Transcribe the material word for word, but without the images.

══ Dataset entries ══

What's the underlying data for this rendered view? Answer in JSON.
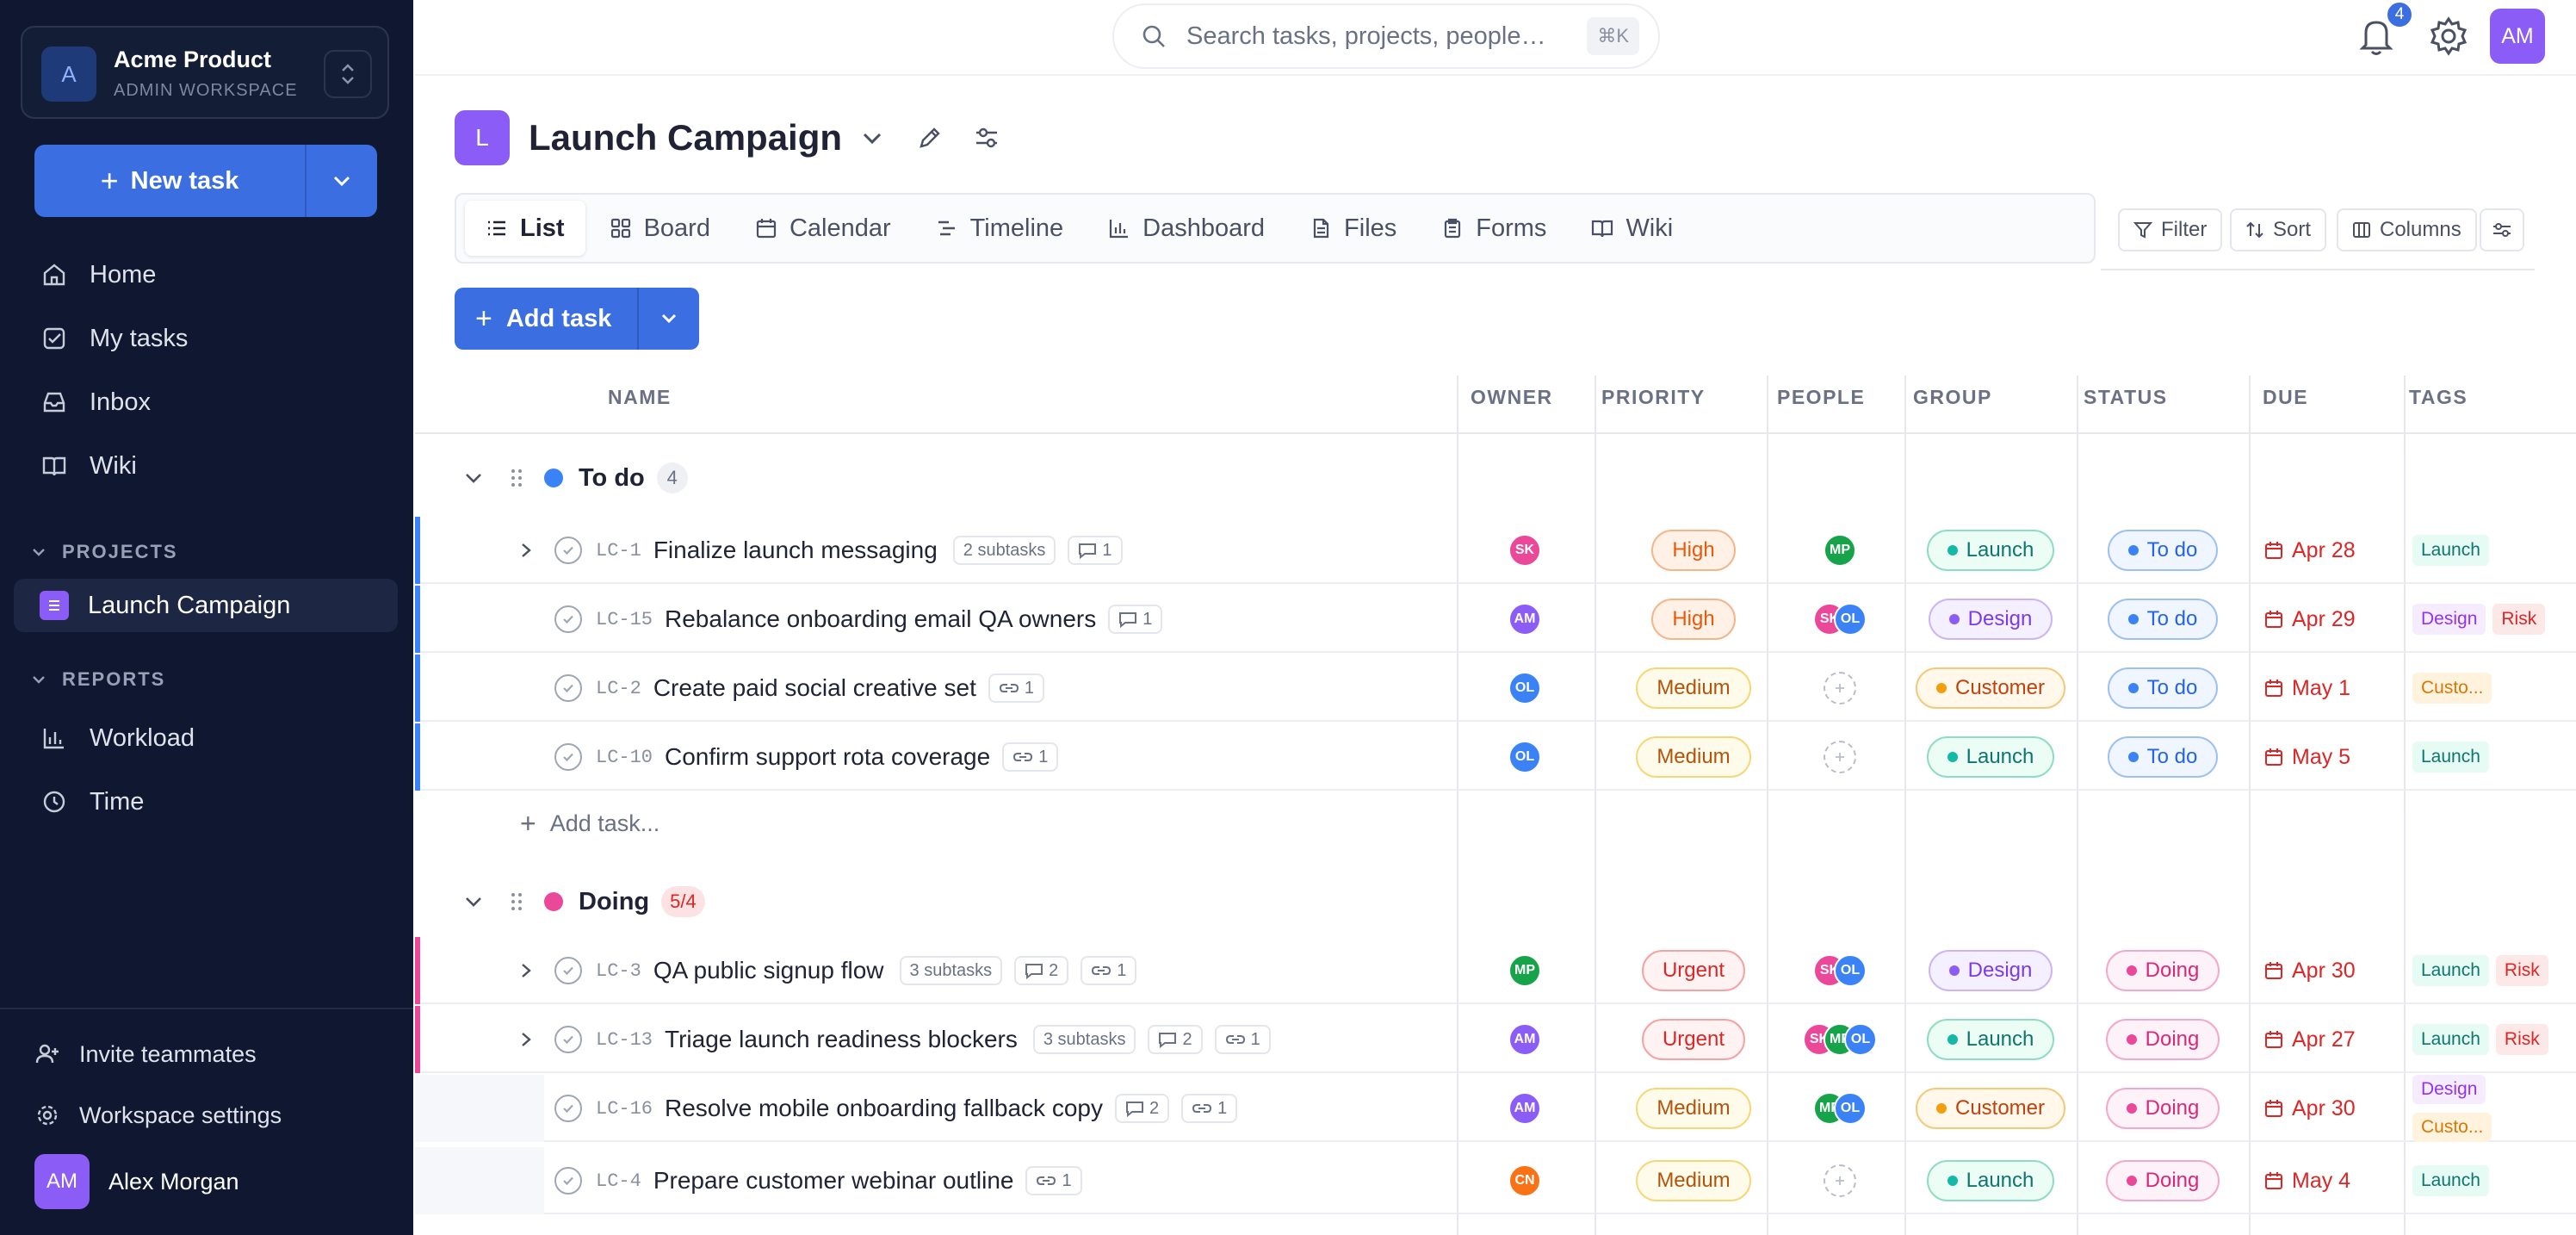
{
  "workspace": {
    "avatar": "A",
    "name": "Acme Product",
    "subtitle": "ADMIN WORKSPACE"
  },
  "new_task": {
    "label": "New task"
  },
  "nav": [
    {
      "label": "Home",
      "icon": "home-icon"
    },
    {
      "label": "My tasks",
      "icon": "check-square-icon"
    },
    {
      "label": "Inbox",
      "icon": "inbox-icon"
    },
    {
      "label": "Wiki",
      "icon": "book-icon"
    }
  ],
  "sections": {
    "projects": "PROJECTS",
    "reports": "REPORTS"
  },
  "project": {
    "label": "Launch Campaign"
  },
  "reports": [
    {
      "label": "Workload",
      "icon": "bar-chart-icon"
    },
    {
      "label": "Time",
      "icon": "clock-icon"
    }
  ],
  "footer": {
    "invite": "Invite teammates",
    "settings": "Workspace settings",
    "user_initials": "AM",
    "user_name": "Alex Morgan"
  },
  "topbar": {
    "search_placeholder": "Search tasks, projects, people…",
    "shortcut": "⌘K",
    "notifications": "4",
    "avatar": "AM"
  },
  "page": {
    "icon_letter": "L",
    "title": "Launch Campaign"
  },
  "tabs": [
    "List",
    "Board",
    "Calendar",
    "Timeline",
    "Dashboard",
    "Files",
    "Forms",
    "Wiki"
  ],
  "toolbar": {
    "filter": "Filter",
    "sort": "Sort",
    "columns": "Columns"
  },
  "add_task": {
    "label": "Add task"
  },
  "columns": {
    "name": "NAME",
    "owner": "OWNER",
    "priority": "PRIORITY",
    "people": "PEOPLE",
    "group": "GROUP",
    "status": "STATUS",
    "due": "DUE",
    "tags": "TAGS"
  },
  "groups": {
    "todo": {
      "label": "To do",
      "count": "4",
      "add": "Add task..."
    },
    "doing": {
      "label": "Doing",
      "count": "5/4"
    }
  },
  "colors": {
    "accent": "#3b6ee0",
    "todo": "#3b82f6",
    "doing": "#ec4899",
    "purple": "#8b5cf6"
  },
  "rows": [
    {
      "code": "LC-1",
      "name": "Finalize launch messaging",
      "subtasks": "2 subtasks",
      "comments": "1",
      "links": "",
      "owner": "SK",
      "priority": "High",
      "people": [
        "MP"
      ],
      "group": "Launch",
      "status": "To do",
      "due": "Apr 28",
      "tags": [
        "Launch"
      ]
    },
    {
      "code": "LC-15",
      "name": "Rebalance onboarding email QA owners",
      "subtasks": "",
      "comments": "1",
      "links": "",
      "owner": "AM",
      "priority": "High",
      "people": [
        "SK",
        "OL"
      ],
      "group": "Design",
      "status": "To do",
      "due": "Apr 29",
      "tags": [
        "Design",
        "Risk"
      ]
    },
    {
      "code": "LC-2",
      "name": "Create paid social creative set",
      "subtasks": "",
      "comments": "",
      "links": "1",
      "owner": "OL",
      "priority": "Medium",
      "people": [],
      "group": "Customer",
      "status": "To do",
      "due": "May 1",
      "tags": [
        "Custo..."
      ]
    },
    {
      "code": "LC-10",
      "name": "Confirm support rota coverage",
      "subtasks": "",
      "comments": "",
      "links": "1",
      "owner": "OL",
      "priority": "Medium",
      "people": [],
      "group": "Launch",
      "status": "To do",
      "due": "May 5",
      "tags": [
        "Launch"
      ]
    },
    {
      "code": "LC-3",
      "name": "QA public signup flow",
      "subtasks": "3 subtasks",
      "comments": "2",
      "links": "1",
      "owner": "MP",
      "priority": "Urgent",
      "people": [
        "SK",
        "OL"
      ],
      "group": "Design",
      "status": "Doing",
      "due": "Apr 30",
      "tags": [
        "Launch",
        "Risk"
      ]
    },
    {
      "code": "LC-13",
      "name": "Triage launch readiness blockers",
      "subtasks": "3 subtasks",
      "comments": "2",
      "links": "1",
      "owner": "AM",
      "priority": "Urgent",
      "people": [
        "SK",
        "MP",
        "OL"
      ],
      "group": "Launch",
      "status": "Doing",
      "due": "Apr 27",
      "tags": [
        "Launch",
        "Risk"
      ]
    },
    {
      "code": "LC-16",
      "name": "Resolve mobile onboarding fallback copy",
      "subtasks": "",
      "comments": "2",
      "links": "1",
      "owner": "AM",
      "priority": "Medium",
      "people": [
        "MP",
        "OL"
      ],
      "group": "Customer",
      "status": "Doing",
      "due": "Apr 30",
      "tags": [
        "Design",
        "Custo..."
      ]
    },
    {
      "code": "LC-4",
      "name": "Prepare customer webinar outline",
      "subtasks": "",
      "comments": "",
      "links": "1",
      "owner": "CN",
      "priority": "Medium",
      "people": [],
      "group": "Launch",
      "status": "Doing",
      "due": "May 4",
      "tags": [
        "Launch"
      ]
    }
  ]
}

═══

§ **Exercise result**
What's the underlying data for this rendered view? Answer in JSON.
{
  "workspace": {
    "avatar": "A",
    "name": "Acme Product",
    "subtitle": "ADMIN WORKSPACE"
  },
  "new_task": {
    "label": "New task"
  },
  "nav": [
    {
      "label": "Home",
      "icon": "home-icon"
    },
    {
      "label": "My tasks",
      "icon": "check-square-icon"
    },
    {
      "label": "Inbox",
      "icon": "inbox-icon"
    },
    {
      "label": "Wiki",
      "icon": "book-icon"
    }
  ],
  "sections": {
    "projects": "PROJECTS",
    "reports": "REPORTS"
  },
  "project": {
    "label": "Launch Campaign"
  },
  "reports": [
    {
      "label": "Workload",
      "icon": "bar-chart-icon"
    },
    {
      "label": "Time",
      "icon": "clock-icon"
    }
  ],
  "footer": {
    "invite": "Invite teammates",
    "settings": "Workspace settings",
    "user_initials": "AM",
    "user_name": "Alex Morgan"
  },
  "topbar": {
    "search_placeholder": "Search tasks, projects, people…",
    "shortcut": "⌘K",
    "notifications": "4",
    "avatar": "AM"
  },
  "page": {
    "icon_letter": "L",
    "title": "Launch Campaign"
  },
  "tabs": [
    "List",
    "Board",
    "Calendar",
    "Timeline",
    "Dashboard",
    "Files",
    "Forms",
    "Wiki"
  ],
  "toolbar": {
    "filter": "Filter",
    "sort": "Sort",
    "columns": "Columns"
  },
  "add_task": {
    "label": "Add task"
  },
  "columns": {
    "name": "NAME",
    "owner": "OWNER",
    "priority": "PRIORITY",
    "people": "PEOPLE",
    "group": "GROUP",
    "status": "STATUS",
    "due": "DUE",
    "tags": "TAGS"
  },
  "groups": {
    "todo": {
      "label": "To do",
      "count": "4",
      "add": "Add task..."
    },
    "doing": {
      "label": "Doing",
      "count": "5/4"
    }
  },
  "colors": {
    "accent": "#3b6ee0",
    "todo": "#3b82f6",
    "doing": "#ec4899",
    "purple": "#8b5cf6"
  },
  "rows": [
    {
      "code": "LC-1",
      "name": "Finalize launch messaging",
      "subtasks": "2 subtasks",
      "comments": "1",
      "links": "",
      "owner": "SK",
      "priority": "High",
      "people": [
        "MP"
      ],
      "group": "Launch",
      "status": "To do",
      "due": "Apr 28",
      "tags": [
        "Launch"
      ]
    },
    {
      "code": "LC-15",
      "name": "Rebalance onboarding email QA owners",
      "subtasks": "",
      "comments": "1",
      "links": "",
      "owner": "AM",
      "priority": "High",
      "people": [
        "SK",
        "OL"
      ],
      "group": "Design",
      "status": "To do",
      "due": "Apr 29",
      "tags": [
        "Design",
        "Risk"
      ]
    },
    {
      "code": "LC-2",
      "name": "Create paid social creative set",
      "subtasks": "",
      "comments": "",
      "links": "1",
      "owner": "OL",
      "priority": "Medium",
      "people": [],
      "group": "Customer",
      "status": "To do",
      "due": "May 1",
      "tags": [
        "Custo..."
      ]
    },
    {
      "code": "LC-10",
      "name": "Confirm support rota coverage",
      "subtasks": "",
      "comments": "",
      "links": "1",
      "owner": "OL",
      "priority": "Medium",
      "people": [],
      "group": "Launch",
      "status": "To do",
      "due": "May 5",
      "tags": [
        "Launch"
      ]
    },
    {
      "code": "LC-3",
      "name": "QA public signup flow",
      "subtasks": "3 subtasks",
      "comments": "2",
      "links": "1",
      "owner": "MP",
      "priority": "Urgent",
      "people": [
        "SK",
        "OL"
      ],
      "group": "Design",
      "status": "Doing",
      "due": "Apr 30",
      "tags": [
        "Launch",
        "Risk"
      ]
    },
    {
      "code": "LC-13",
      "name": "Triage launch readiness blockers",
      "subtasks": "3 subtasks",
      "comments": "2",
      "links": "1",
      "owner": "AM",
      "priority": "Urgent",
      "people": [
        "SK",
        "MP",
        "OL"
      ],
      "group": "Launch",
      "status": "Doing",
      "due": "Apr 27",
      "tags": [
        "Launch",
        "Risk"
      ]
    },
    {
      "code": "LC-16",
      "name": "Resolve mobile onboarding fallback copy",
      "subtasks": "",
      "comments": "2",
      "links": "1",
      "owner": "AM",
      "priority": "Medium",
      "people": [
        "MP",
        "OL"
      ],
      "group": "Customer",
      "status": "Doing",
      "due": "Apr 30",
      "tags": [
        "Design",
        "Custo..."
      ]
    },
    {
      "code": "LC-4",
      "name": "Prepare customer webinar outline",
      "subtasks": "",
      "comments": "",
      "links": "1",
      "owner": "CN",
      "priority": "Medium",
      "people": [],
      "group": "Launch",
      "status": "Doing",
      "due": "May 4",
      "tags": [
        "Launch"
      ]
    }
  ]
}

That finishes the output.